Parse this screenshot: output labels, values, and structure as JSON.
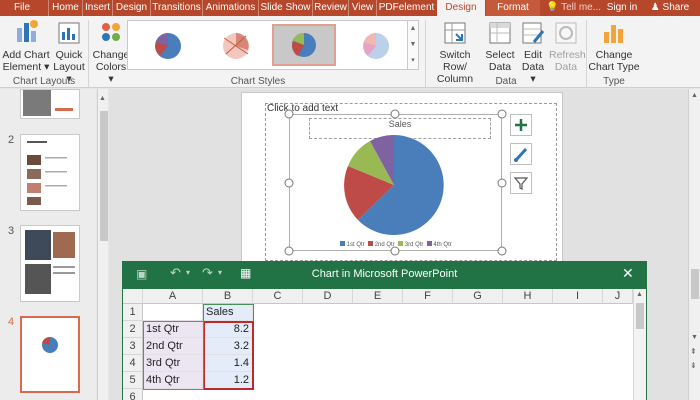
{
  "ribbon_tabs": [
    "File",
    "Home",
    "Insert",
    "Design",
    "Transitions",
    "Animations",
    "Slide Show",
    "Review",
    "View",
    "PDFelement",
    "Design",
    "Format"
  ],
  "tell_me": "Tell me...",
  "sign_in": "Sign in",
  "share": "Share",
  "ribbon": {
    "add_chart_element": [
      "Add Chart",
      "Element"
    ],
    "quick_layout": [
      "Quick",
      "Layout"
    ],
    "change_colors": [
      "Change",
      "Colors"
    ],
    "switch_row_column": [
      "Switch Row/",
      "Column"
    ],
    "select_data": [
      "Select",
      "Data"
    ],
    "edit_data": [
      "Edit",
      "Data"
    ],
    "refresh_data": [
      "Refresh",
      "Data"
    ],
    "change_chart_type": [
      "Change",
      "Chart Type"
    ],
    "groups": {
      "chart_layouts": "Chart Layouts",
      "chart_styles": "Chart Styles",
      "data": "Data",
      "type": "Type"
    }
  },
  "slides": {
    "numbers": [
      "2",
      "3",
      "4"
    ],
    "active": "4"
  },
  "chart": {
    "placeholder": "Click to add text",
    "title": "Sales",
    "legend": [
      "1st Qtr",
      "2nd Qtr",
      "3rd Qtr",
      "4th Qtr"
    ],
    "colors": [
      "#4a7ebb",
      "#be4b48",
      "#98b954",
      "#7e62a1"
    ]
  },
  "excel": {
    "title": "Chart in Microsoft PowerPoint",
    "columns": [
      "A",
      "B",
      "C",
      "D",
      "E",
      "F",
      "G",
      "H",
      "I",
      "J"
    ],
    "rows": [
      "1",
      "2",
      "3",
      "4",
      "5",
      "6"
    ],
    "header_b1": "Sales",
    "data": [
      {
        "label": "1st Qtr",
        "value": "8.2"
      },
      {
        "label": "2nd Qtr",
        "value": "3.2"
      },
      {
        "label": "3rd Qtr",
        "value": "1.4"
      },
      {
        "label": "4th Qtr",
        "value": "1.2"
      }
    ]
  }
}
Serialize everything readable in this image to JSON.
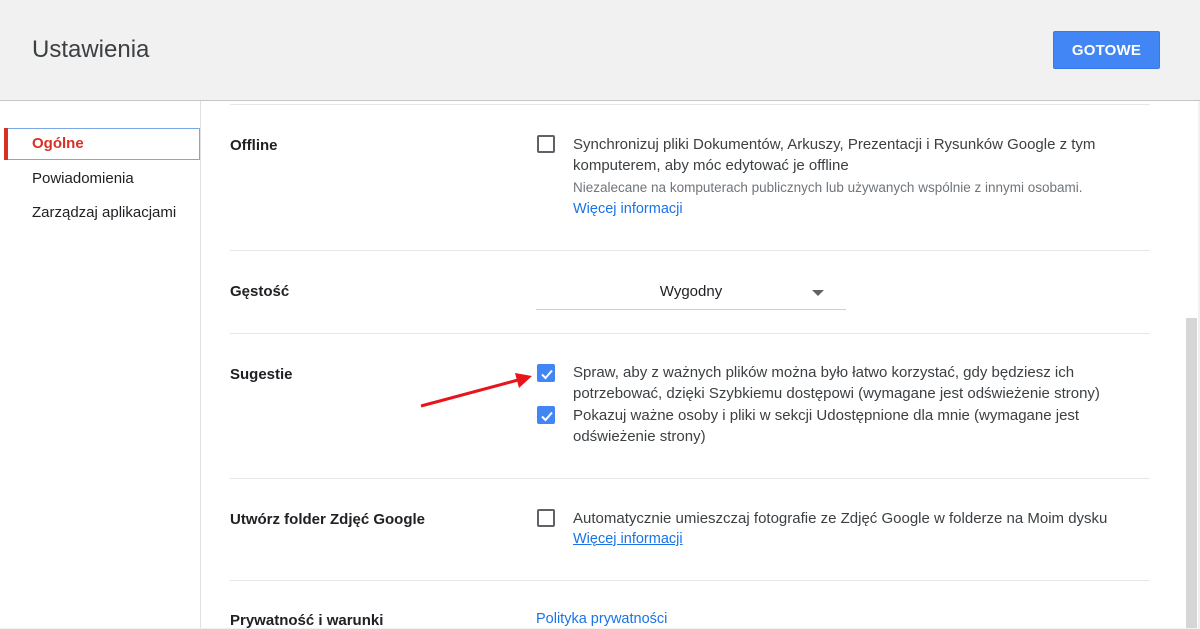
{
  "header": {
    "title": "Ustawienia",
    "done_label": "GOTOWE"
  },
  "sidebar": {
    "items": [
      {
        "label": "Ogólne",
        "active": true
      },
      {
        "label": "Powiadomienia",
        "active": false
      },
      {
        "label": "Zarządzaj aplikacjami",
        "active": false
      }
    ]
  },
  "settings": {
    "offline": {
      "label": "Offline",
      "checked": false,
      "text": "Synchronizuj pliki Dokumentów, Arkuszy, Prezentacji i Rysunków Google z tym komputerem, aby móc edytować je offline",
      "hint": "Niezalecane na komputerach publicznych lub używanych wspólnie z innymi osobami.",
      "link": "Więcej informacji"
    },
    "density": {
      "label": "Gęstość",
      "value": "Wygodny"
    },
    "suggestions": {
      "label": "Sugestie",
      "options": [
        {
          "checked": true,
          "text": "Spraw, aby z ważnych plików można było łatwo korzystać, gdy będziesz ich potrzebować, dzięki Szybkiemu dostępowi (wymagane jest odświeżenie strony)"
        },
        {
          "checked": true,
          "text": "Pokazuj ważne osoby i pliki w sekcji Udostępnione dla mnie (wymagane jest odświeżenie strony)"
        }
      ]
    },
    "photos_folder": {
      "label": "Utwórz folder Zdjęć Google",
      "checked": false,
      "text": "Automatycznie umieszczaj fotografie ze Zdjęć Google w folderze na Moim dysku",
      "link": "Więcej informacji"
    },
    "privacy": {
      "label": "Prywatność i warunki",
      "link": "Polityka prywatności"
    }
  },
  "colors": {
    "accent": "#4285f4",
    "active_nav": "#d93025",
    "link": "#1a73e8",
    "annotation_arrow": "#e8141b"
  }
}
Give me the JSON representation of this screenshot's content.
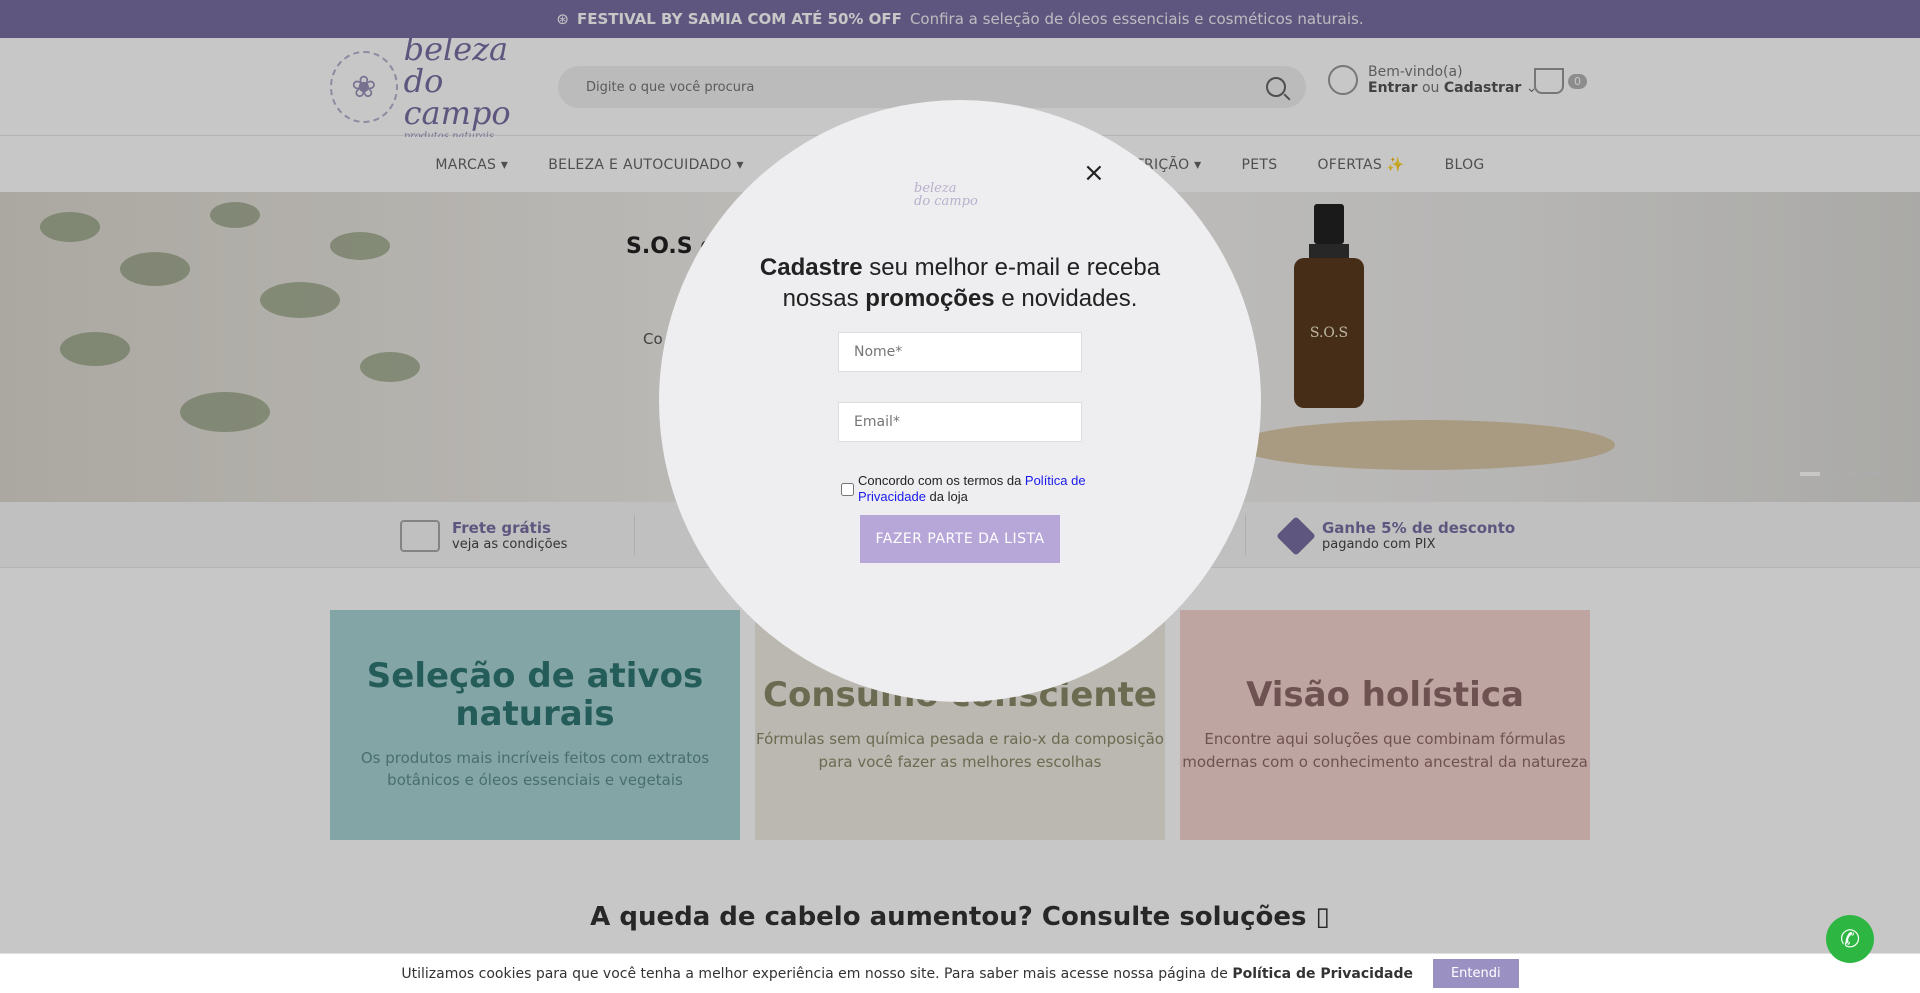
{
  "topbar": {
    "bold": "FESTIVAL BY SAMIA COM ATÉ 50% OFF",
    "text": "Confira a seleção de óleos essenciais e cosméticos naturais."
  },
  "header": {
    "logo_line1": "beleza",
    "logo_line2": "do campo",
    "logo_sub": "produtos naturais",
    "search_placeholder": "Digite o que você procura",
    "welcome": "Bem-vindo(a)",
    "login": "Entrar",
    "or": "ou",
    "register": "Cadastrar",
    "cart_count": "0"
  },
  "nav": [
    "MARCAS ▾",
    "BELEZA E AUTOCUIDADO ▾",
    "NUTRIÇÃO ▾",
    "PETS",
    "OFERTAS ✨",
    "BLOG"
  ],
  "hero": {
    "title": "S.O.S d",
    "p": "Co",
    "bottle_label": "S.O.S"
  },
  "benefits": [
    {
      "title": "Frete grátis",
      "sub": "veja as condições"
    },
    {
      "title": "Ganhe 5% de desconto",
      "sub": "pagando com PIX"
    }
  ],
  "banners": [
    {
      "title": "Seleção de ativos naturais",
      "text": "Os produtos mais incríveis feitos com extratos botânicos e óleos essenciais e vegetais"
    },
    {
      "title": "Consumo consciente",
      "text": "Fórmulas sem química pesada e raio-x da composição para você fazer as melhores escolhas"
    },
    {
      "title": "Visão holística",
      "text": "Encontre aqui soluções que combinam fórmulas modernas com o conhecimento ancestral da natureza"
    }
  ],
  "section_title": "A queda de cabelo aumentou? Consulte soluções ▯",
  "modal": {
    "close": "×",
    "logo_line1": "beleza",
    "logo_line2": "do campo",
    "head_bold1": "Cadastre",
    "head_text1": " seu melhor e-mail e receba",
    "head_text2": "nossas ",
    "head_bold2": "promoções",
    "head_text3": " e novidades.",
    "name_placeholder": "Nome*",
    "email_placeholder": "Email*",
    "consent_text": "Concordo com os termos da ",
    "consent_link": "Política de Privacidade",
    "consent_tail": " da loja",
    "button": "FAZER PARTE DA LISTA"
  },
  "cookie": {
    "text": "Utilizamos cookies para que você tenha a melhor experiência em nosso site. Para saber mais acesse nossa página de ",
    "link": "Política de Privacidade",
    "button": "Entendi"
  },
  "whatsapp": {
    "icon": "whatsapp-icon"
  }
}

# Written task
Extract all lines of the records above that include "óleos".

# Solution for this problem
    "text": "Confira a seleção de óleos essenciais e cosméticos naturais."
      "text": "Os produtos mais incríveis feitos com extratos botânicos e óleos essenciais e vegetais"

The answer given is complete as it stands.